(Stored entries)

══════════

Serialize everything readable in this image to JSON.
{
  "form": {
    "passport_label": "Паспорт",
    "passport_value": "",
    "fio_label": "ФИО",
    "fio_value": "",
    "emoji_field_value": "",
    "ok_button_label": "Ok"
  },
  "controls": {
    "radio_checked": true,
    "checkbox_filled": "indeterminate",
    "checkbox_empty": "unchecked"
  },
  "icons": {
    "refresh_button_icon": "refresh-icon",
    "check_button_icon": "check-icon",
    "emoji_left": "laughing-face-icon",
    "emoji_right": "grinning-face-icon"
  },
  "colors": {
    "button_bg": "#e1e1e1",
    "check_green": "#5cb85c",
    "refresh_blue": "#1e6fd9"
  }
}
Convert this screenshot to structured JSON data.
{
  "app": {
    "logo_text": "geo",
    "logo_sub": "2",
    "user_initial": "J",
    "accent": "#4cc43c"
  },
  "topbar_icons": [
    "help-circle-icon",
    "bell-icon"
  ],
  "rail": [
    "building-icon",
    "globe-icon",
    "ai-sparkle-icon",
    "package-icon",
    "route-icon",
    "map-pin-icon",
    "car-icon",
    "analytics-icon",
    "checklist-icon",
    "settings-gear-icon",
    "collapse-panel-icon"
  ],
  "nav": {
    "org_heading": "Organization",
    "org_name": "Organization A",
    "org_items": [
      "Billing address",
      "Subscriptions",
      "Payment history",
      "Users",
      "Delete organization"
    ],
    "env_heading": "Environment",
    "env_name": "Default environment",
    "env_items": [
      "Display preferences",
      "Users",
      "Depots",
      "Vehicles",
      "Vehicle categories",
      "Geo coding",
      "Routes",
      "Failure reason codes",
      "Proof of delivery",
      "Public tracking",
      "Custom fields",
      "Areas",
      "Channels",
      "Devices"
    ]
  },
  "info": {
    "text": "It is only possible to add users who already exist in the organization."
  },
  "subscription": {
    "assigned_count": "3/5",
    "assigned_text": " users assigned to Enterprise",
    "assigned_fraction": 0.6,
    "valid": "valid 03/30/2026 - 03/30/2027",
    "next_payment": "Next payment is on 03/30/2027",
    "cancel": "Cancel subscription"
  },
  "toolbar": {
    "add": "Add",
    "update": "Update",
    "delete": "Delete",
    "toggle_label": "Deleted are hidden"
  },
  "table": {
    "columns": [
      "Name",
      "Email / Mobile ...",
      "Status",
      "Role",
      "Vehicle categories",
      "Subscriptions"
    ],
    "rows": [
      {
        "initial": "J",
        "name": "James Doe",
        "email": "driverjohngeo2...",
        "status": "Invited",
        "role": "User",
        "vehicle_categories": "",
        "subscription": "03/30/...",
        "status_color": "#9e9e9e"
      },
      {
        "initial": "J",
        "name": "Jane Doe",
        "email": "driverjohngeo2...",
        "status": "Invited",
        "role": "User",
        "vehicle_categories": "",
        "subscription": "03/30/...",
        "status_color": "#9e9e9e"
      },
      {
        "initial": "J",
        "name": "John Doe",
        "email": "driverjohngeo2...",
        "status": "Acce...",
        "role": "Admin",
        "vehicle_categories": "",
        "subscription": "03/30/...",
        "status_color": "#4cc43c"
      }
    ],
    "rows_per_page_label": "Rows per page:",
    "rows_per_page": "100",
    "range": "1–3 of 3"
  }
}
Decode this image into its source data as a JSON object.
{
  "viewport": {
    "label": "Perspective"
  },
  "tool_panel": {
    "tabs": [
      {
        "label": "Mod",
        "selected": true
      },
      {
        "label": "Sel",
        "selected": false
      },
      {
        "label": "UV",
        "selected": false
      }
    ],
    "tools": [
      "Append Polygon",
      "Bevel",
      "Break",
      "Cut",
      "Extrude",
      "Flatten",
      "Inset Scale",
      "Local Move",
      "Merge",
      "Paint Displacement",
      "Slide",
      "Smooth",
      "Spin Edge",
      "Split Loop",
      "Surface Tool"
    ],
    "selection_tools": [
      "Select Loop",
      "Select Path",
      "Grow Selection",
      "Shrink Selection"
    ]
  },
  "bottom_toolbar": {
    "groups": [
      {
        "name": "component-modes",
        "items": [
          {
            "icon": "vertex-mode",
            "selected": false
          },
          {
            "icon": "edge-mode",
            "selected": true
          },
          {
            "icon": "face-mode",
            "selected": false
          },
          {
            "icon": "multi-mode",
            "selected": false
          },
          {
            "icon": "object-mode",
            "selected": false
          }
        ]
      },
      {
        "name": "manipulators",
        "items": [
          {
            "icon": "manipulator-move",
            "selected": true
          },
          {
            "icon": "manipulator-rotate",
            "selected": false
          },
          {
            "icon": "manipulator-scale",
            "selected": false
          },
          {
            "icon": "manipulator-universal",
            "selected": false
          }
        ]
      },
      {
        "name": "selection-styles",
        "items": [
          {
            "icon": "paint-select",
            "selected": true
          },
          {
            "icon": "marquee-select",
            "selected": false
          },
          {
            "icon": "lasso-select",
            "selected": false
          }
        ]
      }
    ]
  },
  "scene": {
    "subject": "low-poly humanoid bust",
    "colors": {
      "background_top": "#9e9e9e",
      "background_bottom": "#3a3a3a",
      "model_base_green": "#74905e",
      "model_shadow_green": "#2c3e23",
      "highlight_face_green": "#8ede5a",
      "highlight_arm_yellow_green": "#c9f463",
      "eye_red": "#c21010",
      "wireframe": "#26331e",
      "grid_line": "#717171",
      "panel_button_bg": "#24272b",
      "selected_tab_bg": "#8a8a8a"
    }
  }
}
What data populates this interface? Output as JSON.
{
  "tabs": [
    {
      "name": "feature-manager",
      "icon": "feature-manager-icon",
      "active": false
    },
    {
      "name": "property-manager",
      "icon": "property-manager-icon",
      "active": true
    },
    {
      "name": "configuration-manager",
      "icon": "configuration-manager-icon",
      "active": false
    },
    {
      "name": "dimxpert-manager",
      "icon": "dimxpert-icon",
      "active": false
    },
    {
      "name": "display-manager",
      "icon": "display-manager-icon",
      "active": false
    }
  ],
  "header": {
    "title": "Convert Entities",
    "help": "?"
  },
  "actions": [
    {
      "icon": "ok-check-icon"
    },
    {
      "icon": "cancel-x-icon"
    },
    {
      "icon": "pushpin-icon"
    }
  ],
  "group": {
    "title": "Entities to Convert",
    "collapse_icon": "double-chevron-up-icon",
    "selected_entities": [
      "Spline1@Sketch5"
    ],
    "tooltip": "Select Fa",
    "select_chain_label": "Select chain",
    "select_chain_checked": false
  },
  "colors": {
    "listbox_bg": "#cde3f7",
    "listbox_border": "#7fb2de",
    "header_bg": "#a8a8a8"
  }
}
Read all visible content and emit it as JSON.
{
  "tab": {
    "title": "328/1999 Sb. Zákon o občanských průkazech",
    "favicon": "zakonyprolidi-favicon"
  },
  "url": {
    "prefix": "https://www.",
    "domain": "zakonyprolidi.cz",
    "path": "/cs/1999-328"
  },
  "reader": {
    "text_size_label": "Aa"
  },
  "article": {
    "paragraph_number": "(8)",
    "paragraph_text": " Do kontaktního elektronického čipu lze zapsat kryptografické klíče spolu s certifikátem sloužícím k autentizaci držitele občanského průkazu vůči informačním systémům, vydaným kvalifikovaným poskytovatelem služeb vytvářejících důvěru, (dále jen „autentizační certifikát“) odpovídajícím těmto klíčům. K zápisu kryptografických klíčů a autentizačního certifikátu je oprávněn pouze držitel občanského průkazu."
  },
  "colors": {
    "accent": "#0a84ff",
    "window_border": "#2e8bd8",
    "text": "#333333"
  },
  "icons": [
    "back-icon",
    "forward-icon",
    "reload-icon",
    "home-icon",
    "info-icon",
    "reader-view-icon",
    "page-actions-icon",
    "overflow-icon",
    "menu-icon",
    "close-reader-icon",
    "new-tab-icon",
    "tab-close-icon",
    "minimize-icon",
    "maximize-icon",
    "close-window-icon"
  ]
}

══════════

**WHAT YOU SHOULD DO:** Gather each line holding the string "dimxpert".

**OUTPUT:**
      "name": "dimxpert-manager",
      "icon": "dimxpert-icon",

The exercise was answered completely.